Figure content listings
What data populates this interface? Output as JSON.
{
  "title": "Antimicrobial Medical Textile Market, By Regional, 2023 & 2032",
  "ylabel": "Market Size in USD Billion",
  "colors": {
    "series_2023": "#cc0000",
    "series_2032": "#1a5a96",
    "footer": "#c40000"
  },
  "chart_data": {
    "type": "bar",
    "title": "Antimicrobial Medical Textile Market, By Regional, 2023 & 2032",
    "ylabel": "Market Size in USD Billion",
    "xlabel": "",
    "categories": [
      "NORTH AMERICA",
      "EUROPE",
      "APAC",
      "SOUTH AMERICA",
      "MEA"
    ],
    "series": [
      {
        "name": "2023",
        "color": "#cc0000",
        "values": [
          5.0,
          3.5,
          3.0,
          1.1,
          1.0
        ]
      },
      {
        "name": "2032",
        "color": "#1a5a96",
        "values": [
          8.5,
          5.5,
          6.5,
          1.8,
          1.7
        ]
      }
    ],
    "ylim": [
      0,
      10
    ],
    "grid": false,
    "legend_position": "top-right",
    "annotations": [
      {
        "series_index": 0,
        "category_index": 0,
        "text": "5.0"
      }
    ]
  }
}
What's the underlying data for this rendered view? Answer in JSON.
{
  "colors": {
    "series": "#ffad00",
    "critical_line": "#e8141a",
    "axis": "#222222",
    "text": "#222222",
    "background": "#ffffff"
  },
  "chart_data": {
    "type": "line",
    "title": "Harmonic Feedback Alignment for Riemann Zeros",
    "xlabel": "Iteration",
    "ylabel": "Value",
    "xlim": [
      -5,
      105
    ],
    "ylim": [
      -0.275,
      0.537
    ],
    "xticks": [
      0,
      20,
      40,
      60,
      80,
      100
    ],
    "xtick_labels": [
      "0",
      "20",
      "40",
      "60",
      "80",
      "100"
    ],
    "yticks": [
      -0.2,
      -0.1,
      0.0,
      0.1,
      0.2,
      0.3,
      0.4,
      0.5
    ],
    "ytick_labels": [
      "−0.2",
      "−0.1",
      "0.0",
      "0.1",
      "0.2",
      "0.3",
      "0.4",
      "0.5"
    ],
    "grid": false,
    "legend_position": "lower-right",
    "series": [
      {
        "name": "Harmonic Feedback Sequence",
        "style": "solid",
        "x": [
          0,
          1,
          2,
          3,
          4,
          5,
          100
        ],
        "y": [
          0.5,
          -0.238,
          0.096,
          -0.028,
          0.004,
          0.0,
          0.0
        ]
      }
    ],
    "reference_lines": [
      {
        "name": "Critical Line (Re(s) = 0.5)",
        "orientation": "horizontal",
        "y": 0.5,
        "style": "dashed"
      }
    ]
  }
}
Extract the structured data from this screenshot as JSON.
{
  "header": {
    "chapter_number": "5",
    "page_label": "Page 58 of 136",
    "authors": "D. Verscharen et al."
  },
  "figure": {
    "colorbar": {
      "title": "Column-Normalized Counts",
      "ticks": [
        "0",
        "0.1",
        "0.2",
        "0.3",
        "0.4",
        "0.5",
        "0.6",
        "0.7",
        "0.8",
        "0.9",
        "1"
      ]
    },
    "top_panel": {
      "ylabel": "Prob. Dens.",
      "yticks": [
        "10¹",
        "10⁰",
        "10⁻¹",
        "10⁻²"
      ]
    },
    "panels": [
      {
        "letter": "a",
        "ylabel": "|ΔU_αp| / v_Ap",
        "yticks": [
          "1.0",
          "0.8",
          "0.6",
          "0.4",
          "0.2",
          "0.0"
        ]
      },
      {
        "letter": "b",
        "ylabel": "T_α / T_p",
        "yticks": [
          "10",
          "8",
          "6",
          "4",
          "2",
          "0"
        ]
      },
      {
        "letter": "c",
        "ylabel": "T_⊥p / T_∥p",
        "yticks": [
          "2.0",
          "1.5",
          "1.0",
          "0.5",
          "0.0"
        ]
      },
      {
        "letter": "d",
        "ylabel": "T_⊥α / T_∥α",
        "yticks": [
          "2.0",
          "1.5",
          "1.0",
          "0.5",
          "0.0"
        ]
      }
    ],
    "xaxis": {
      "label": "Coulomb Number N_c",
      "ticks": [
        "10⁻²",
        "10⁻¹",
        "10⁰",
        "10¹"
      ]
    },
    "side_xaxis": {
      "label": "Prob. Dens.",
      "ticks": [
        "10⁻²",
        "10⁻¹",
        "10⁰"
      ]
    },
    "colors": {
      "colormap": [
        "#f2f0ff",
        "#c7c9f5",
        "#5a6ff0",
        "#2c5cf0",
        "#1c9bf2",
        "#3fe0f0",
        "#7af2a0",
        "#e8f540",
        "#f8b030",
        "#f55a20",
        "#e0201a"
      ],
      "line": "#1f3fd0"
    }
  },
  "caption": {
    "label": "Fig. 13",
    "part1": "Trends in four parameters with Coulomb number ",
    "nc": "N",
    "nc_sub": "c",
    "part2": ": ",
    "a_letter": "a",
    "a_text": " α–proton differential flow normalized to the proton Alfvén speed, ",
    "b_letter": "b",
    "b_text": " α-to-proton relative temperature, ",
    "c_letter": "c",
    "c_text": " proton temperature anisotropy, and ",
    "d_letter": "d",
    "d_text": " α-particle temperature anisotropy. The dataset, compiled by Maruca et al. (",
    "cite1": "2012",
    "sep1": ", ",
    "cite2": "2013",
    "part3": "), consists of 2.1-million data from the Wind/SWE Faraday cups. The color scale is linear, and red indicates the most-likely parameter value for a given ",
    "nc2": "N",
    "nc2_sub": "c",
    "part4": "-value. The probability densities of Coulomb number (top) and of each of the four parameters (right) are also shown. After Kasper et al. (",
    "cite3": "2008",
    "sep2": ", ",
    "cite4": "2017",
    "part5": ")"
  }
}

**Exercise description**
Every entry in the listing must be retyped exactly.

**Output of the exercise**
What data populates this interface? Output as JSON.
{
  "title": "Antimicrobial Medical Textile Market, By Regional, 2023 & 2032",
  "ylabel": "Market Size in USD Billion",
  "colors": {
    "series_2023": "#cc0000",
    "series_2032": "#1a5a96",
    "footer": "#c40000"
  },
  "chart_data": {
    "type": "bar",
    "title": "Antimicrobial Medical Textile Market, By Regional, 2023 & 2032",
    "ylabel": "Market Size in USD Billion",
    "xlabel": "",
    "categories": [
      "NORTH AMERICA",
      "EUROPE",
      "APAC",
      "SOUTH AMERICA",
      "MEA"
    ],
    "series": [
      {
        "name": "2023",
        "color": "#cc0000",
        "values": [
          5.0,
          3.5,
          3.0,
          1.1,
          1.0
        ]
      },
      {
        "name": "2032",
        "color": "#1a5a96",
        "values": [
          8.5,
          5.5,
          6.5,
          1.8,
          1.7
        ]
      }
    ],
    "ylim": [
      0,
      10
    ],
    "grid": false,
    "legend_position": "top-right",
    "annotations": [
      {
        "series_index": 0,
        "category_index": 0,
        "text": "5.0"
      }
    ]
  }
}
What's the underlying data for this rendered view? Answer in JSON.
{
  "colors": {
    "series": "#ffad00",
    "critical_line": "#e8141a",
    "axis": "#222222",
    "text": "#222222",
    "background": "#ffffff"
  },
  "chart_data": {
    "type": "line",
    "title": "Harmonic Feedback Alignment for Riemann Zeros",
    "xlabel": "Iteration",
    "ylabel": "Value",
    "xlim": [
      -5,
      105
    ],
    "ylim": [
      -0.275,
      0.537
    ],
    "xticks": [
      0,
      20,
      40,
      60,
      80,
      100
    ],
    "xtick_labels": [
      "0",
      "20",
      "40",
      "60",
      "80",
      "100"
    ],
    "yticks": [
      -0.2,
      -0.1,
      0.0,
      0.1,
      0.2,
      0.3,
      0.4,
      0.5
    ],
    "ytick_labels": [
      "−0.2",
      "−0.1",
      "0.0",
      "0.1",
      "0.2",
      "0.3",
      "0.4",
      "0.5"
    ],
    "grid": false,
    "legend_position": "lower-right",
    "series": [
      {
        "name": "Harmonic Feedback Sequence",
        "style": "solid",
        "x": [
          0,
          1,
          2,
          3,
          4,
          5,
          100
        ],
        "y": [
          0.5,
          -0.238,
          0.096,
          -0.028,
          0.004,
          0.0,
          0.0
        ]
      }
    ],
    "reference_lines": [
      {
        "name": "Critical Line (Re(s) = 0.5)",
        "orientation": "horizontal",
        "y": 0.5,
        "style": "dashed"
      }
    ]
  }
}
Extract the structured data from this screenshot as JSON.
{
  "header": {
    "chapter_number": "5",
    "page_label": "Page 58 of 136",
    "authors": "D. Verscharen et al."
  },
  "figure": {
    "colorbar": {
      "title": "Column-Normalized Counts",
      "ticks": [
        "0",
        "0.1",
        "0.2",
        "0.3",
        "0.4",
        "0.5",
        "0.6",
        "0.7",
        "0.8",
        "0.9",
        "1"
      ]
    },
    "top_panel": {
      "ylabel": "Prob. Dens.",
      "yticks": [
        "10¹",
        "10⁰",
        "10⁻¹",
        "10⁻²"
      ]
    },
    "panels": [
      {
        "letter": "a",
        "ylabel": "|ΔU_αp| / v_Ap",
        "yticks": [
          "1.0",
          "0.8",
          "0.6",
          "0.4",
          "0.2",
          "0.0"
        ]
      },
      {
        "letter": "b",
        "ylabel": "T_α / T_p",
        "yticks": [
          "10",
          "8",
          "6",
          "4",
          "2",
          "0"
        ]
      },
      {
        "letter": "c",
        "ylabel": "T_⊥p / T_∥p",
        "yticks": [
          "2.0",
          "1.5",
          "1.0",
          "0.5",
          "0.0"
        ]
      },
      {
        "letter": "d",
        "ylabel": "T_⊥α / T_∥α",
        "yticks": [
          "2.0",
          "1.5",
          "1.0",
          "0.5",
          "0.0"
        ]
      }
    ],
    "xaxis": {
      "label": "Coulomb Number N_c",
      "ticks": [
        "10⁻²",
        "10⁻¹",
        "10⁰",
        "10¹"
      ]
    },
    "side_xaxis": {
      "label": "Prob. Dens.",
      "ticks": [
        "10⁻²",
        "10⁻¹",
        "10⁰"
      ]
    },
    "colors": {
      "colormap": [
        "#f2f0ff",
        "#c7c9f5",
        "#5a6ff0",
        "#2c5cf0",
        "#1c9bf2",
        "#3fe0f0",
        "#7af2a0",
        "#e8f540",
        "#f8b030",
        "#f55a20",
        "#e0201a"
      ],
      "line": "#1f3fd0"
    }
  },
  "caption": {
    "label": "Fig. 13",
    "part1": "Trends in four parameters with Coulomb number ",
    "nc": "N",
    "nc_sub": "c",
    "part2": ": ",
    "a_letter": "a",
    "a_text": " α–proton differential flow normalized to the proton Alfvén speed, ",
    "b_letter": "b",
    "b_text": " α-to-proton relative temperature, ",
    "c_letter": "c",
    "c_text": " proton temperature anisotropy, and ",
    "d_letter": "d",
    "d_text": " α-particle temperature anisotropy. The dataset, compiled by Maruca et al. (",
    "cite1": "2012",
    "sep1": ", ",
    "cite2": "2013",
    "part3": "), consists of 2.1-million data from the Wind/SWE Faraday cups. The color scale is linear, and red indicates the most-likely parameter value for a given ",
    "nc2": "N",
    "nc2_sub": "c",
    "part4": "-value. The probability densities of Coulomb number (top) and of each of the four parameters (right) are also shown. After Kasper et al. (",
    "cite3": "2008",
    "sep2": ", ",
    "cite4": "2017",
    "part5": ")"
  }
}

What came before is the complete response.